Take the material and output all of it exactly.

* Begin *

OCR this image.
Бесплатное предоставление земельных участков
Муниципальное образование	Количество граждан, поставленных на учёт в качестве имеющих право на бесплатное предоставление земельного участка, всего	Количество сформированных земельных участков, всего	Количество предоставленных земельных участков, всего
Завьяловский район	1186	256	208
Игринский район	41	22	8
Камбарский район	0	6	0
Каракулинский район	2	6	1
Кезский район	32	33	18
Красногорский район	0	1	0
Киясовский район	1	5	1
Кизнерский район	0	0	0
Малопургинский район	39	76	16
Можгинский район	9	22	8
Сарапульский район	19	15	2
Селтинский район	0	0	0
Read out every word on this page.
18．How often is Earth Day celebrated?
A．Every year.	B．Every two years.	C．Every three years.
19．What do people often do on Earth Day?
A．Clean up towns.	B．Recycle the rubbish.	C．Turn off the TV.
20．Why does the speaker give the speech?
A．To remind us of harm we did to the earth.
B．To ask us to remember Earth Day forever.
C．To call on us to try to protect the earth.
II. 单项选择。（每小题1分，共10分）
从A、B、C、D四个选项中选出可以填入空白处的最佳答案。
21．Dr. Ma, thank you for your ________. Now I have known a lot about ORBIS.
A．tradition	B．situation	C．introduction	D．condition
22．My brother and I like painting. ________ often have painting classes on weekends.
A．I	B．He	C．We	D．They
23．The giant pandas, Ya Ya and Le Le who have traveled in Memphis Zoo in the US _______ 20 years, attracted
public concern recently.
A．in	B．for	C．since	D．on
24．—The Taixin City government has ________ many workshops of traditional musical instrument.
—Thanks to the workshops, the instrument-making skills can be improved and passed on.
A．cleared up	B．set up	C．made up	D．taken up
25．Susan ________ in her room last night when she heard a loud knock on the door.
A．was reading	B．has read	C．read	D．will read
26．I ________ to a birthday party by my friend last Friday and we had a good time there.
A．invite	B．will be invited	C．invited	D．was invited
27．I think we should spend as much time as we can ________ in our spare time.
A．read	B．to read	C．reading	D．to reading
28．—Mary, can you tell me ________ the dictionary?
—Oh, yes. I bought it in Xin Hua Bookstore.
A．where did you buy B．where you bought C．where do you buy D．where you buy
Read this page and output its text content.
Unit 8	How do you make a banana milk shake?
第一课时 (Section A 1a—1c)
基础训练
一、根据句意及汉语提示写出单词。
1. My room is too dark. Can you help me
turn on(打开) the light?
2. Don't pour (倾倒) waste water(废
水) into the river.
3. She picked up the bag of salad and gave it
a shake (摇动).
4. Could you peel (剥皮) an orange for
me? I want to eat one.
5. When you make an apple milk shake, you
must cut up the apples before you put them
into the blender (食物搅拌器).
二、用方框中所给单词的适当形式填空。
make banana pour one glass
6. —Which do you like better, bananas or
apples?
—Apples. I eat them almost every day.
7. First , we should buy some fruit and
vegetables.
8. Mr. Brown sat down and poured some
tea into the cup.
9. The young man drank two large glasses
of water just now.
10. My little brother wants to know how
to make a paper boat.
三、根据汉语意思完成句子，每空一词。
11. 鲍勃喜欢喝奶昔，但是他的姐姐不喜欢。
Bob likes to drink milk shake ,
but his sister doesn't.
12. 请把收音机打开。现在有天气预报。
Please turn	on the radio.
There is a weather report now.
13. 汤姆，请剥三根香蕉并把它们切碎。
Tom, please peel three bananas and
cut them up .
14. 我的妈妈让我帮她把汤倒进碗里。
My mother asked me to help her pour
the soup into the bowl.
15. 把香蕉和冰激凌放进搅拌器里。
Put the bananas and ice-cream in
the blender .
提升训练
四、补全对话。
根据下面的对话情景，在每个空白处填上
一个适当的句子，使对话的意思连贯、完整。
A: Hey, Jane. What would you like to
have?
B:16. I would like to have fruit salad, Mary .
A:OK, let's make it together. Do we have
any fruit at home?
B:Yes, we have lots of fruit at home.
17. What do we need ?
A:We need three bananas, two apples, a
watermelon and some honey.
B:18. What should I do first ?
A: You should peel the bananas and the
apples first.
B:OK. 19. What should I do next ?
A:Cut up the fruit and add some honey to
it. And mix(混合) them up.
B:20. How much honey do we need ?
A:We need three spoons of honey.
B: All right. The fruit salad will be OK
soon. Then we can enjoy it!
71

* End *

ANSWER IN FULL:
OCR this image.
Бесплатное предоставление земельных участков
Муниципальное образование	Количество граждан, поставленных на учёт в качестве имеющих право на бесплатное предоставление земельного участка, всего	Количество сформированных земельных участков, всего	Количество предоставленных земельных участков, всего
Завьяловский район	1186	256	208
Игринский район	41	22	8
Камбарский район	0	6	0
Каракулинский район	2	6	1
Кезский район	32	33	18
Красногорский район	0	1	0
Киясовский район	1	5	1
Кизнерский район	0	0	0
Малопургинский район	39	76	16
Можгинский район	9	22	8
Сарапульский район	19	15	2
Селтинский район	0	0	0
Read out every word on this page.
18．How often is Earth Day celebrated?
A．Every year.	B．Every two years.	C．Every three years.
19．What do people often do on Earth Day?
A．Clean up towns.	B．Recycle the rubbish.	C．Turn off the TV.
20．Why does the speaker give the speech?
A．To remind us of harm we did to the earth.
B．To ask us to remember Earth Day forever.
C．To call on us to try to protect the earth.
II. 单项选择。（每小题1分，共10分）
从A、B、C、D四个选项中选出可以填入空白处的最佳答案。
21．Dr. Ma, thank you for your ________. Now I have known a lot about ORBIS.
A．tradition	B．situation	C．introduction	D．condition
22．My brother and I like painting. ________ often have painting classes on weekends.
A．I	B．He	C．We	D．They
23．The giant pandas, Ya Ya and Le Le who have traveled in Memphis Zoo in the US _______ 20 years, attracted
public concern recently.
A．in	B．for	C．since	D．on
24．—The Taixin City government has ________ many workshops of traditional musical instrument.
—Thanks to the workshops, the instrument-making skills can be improved and passed on.
A．cleared up	B．set up	C．made up	D．taken up
25．Susan ________ in her room last night when she heard a loud knock on the door.
A．was reading	B．has read	C．read	D．will read
26．I ________ to a birthday party by my friend last Friday and we had a good time there.
A．invite	B．will be invited	C．invited	D．was invited
27．I think we should spend as much time as we can ________ in our spare time.
A．read	B．to read	C．reading	D．to reading
28．—Mary, can you tell me ________ the dictionary?
—Oh, yes. I bought it in Xin Hua Bookstore.
A．where did you buy B．where you bought C．where do you buy D．where you buy
Read this page and output its text content.
Unit 8	How do you make a banana milk shake?
第一课时 (Section A 1a—1c)
基础训练
一、根据句意及汉语提示写出单词。
1. My room is too dark. Can you help me
turn on(打开) the light?
2. Don't pour (倾倒) waste water(废
水) into the river.
3. She picked up the bag of salad and gave it
a shake (摇动).
4. Could you peel (剥皮) an orange for
me? I want to eat one.
5. When you make an apple milk shake, you
must cut up the apples before you put them
into the blender (食物搅拌器).
二、用方框中所给单词的适当形式填空。
make banana pour one glass
6. —Which do you like better, bananas or
apples?
—Apples. I eat them almost every day.
7. First , we should buy some fruit and
vegetables.
8. Mr. Brown sat down and poured some
tea into the cup.
9. The young man drank two large glasses
of water just now.
10. My little brother wants to know how
to make a paper boat.
三、根据汉语意思完成句子，每空一词。
11. 鲍勃喜欢喝奶昔，但是他的姐姐不喜欢。
Bob likes to drink milk shake ,
but his sister doesn't.
12. 请把收音机打开。现在有天气预报。
Please turn	on the radio.
There is a weather report now.
13. 汤姆，请剥三根香蕉并把它们切碎。
Tom, please peel three bananas and
cut them up .
14. 我的妈妈让我帮她把汤倒进碗里。
My mother asked me to help her pour
the soup into the bowl.
15. 把香蕉和冰激凌放进搅拌器里。
Put the bananas and ice-cream in
the blender .
提升训练
四、补全对话。
根据下面的对话情景，在每个空白处填上
一个适当的句子，使对话的意思连贯、完整。
A: Hey, Jane. What would you like to
have?
B:16. I would like to have fruit salad, Mary .
A:OK, let's make it together. Do we have
any fruit at home?
B:Yes, we have lots of fruit at home.
17. What do we need ?
A:We need three bananas, two apples, a
watermelon and some honey.
B:18. What should I do first ?
A: You should peel the bananas and the
apples first.
B:OK. 19. What should I do next ?
A:Cut up the fruit and add some honey to
it. And mix(混合) them up.
B:20. How much honey do we need ?
A:We need three spoons of honey.
B: All right. The fruit salad will be OK
soon. Then we can enjoy it!
71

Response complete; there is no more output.